* SELECTED EXTRACT:
○ ○ ○ ○ ○

B2B Publisher Shrugs Off AI, Search Threats By Honing in on Audience Data

By Bron Maher
Stock.adobe.com

Touchpoint Markets may be barely a month old, but this newborn doesn’t want a rattle: it wants granular user data.

The publisher of brands like Credit Union Times, Treasury&Risk and financial advisor news service ThinkAdvisor, was spun out of ALM at the start of May, shortly after the legal publisher merged with UK-based Law Business Research.

Two years ago, ALM reorganized itself by vertical instead of revenue stream, creating a legal division and a business and finance division, Jason Wesalo, Touchpoint’s SVP of digital and IT, told AMO on an Omeda-sponsored webinar. That was Touchpoint’s first step into becoming its own entity.

The company’s main focus has been on mapping users within their ecosystem and specific revenue outcomes—for example, tracking someone who arrives on a given site and ultimately produces a transaction worth $500. 

“The model that we’re really trying to go to is move users down the funnel, and as we know more about them, get them into something that’s very high value,” he said. Touchpoint’s largest revenue source today is marketing services, followed by events and paid content. 

“At a bare minimum, we’re going to start to require registration on our sites. That way we start to be able to really hone in on: who is this user? Do we have those first-party data attributes? And then from that, because we’ve pooled all of our content together, be able to map that content against specific attributes of that user.”

That might mean recommending a specific white paper, event or subscriber-only content to bring them deeper into its products. But until the data is that rich, Wesalo said it’s “really just a matter of, if we keep a user within our ecosystem, that in and of itself is a win.”

The move to registrations has juiced an already “pretty sophisticated” approach to audience segmenting inherited from ALM, Wesalo said.

Its Audience Intent digital advertising product, for example, lets Touchpoint “monitor all of the companies that we serve in terms of—are there more employees now searching for a CRM [customer relationship management solution]? And then we can look across all the email addresses of individuals in that company in order to be able to spin up a custom marketing campaign.”

Touchpoint’s leadership team realized that it was “highly valuable to be able to target a specific financial advisor, because essentially, if a financial advisor moves from one company to the other, they’re taking their entire book of business with them…

“We’re able to stitch together a lot of traditional marketing services levers—advertising and logo placements—but we had editorial content about advisors switching firms. So within that content, we were able to spin up a very custom module that says: ‘Are you interested in making a move?’ Yes or no. They hit no, it takes them over to the client’s website. They click yes, it takes them over to a lead generation page.

“The application of that, we want to scale across the board—not just in the recruitment space, but that would pertain to a vendor that wants to be able to sell their products and be able to really apply really granular targeting.”

Bad Design

While data has been a major part of driving users down the funnel, Wesalo said he was also focused on design.

“One of my biggest frustrations through the years working in the B2B industry is that a lot of times we sort of settle for bad design,” he said. “Or we settle for this expectation that the user will figure it out on their own.”

In his opinion, publishers have to do a better job at making offerings “blatantly obvious.”

He gave the example of Touchpoint Markets’ ThinkAdvisor brand, which targets at financial and wealth advisors.

○ ○ ○ ○ ○

* WHAT YOU ARE ASKED TO DO:
Answer these questions using the article on Touchpoint Markets above.
(a) From which company was Touchpoint Markets spun out, and when?
(b) What is Touchpoint's largest revenue source today?
(c) Which brand does Wesalo cite as an example in the "Bad Design" section, and whom does it target?

○ ○ ○ ○ ○

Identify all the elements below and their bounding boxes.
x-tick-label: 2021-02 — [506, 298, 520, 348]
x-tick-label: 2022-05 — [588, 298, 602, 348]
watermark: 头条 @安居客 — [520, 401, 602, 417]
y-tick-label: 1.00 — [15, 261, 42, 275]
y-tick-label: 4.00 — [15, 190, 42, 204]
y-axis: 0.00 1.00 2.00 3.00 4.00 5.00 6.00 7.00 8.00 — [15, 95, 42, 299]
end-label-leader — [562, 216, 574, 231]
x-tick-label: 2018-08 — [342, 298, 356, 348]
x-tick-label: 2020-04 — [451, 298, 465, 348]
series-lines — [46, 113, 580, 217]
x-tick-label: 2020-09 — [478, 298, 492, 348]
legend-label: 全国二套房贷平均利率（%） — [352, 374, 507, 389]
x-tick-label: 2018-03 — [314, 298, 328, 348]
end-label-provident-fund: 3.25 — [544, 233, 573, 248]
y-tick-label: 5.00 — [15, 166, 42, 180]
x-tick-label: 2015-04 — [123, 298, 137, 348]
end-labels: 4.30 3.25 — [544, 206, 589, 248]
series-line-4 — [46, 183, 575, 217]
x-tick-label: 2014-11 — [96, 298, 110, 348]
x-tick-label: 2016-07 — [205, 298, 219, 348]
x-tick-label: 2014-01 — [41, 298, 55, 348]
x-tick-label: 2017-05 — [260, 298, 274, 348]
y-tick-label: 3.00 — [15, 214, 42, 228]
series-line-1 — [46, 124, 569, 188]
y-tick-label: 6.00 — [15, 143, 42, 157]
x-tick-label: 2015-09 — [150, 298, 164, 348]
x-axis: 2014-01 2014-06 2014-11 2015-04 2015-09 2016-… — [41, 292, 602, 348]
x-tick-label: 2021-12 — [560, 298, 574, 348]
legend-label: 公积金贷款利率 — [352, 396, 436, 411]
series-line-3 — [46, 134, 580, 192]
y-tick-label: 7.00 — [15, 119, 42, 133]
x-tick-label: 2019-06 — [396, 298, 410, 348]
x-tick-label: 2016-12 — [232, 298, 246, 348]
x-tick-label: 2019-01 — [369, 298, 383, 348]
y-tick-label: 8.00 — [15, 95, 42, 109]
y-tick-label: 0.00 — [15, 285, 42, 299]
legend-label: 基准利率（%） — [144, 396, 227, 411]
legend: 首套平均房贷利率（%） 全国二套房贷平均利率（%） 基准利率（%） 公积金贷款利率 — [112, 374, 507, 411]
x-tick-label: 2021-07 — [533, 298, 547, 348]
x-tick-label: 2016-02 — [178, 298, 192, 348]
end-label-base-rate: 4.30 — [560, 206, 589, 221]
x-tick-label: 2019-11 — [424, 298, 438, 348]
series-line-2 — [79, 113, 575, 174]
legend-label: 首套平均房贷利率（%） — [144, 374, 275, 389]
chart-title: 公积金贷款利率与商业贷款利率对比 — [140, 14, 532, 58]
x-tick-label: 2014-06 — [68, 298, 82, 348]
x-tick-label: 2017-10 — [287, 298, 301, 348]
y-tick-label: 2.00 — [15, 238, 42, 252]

○ ○ ○ ○ ○

* SOLUTION TO THE EXERCISE:
(a) ALM, at the start of May.
(b) Marketing services.
(c) ThinkAdvisor, which targets financial and wealth advisors.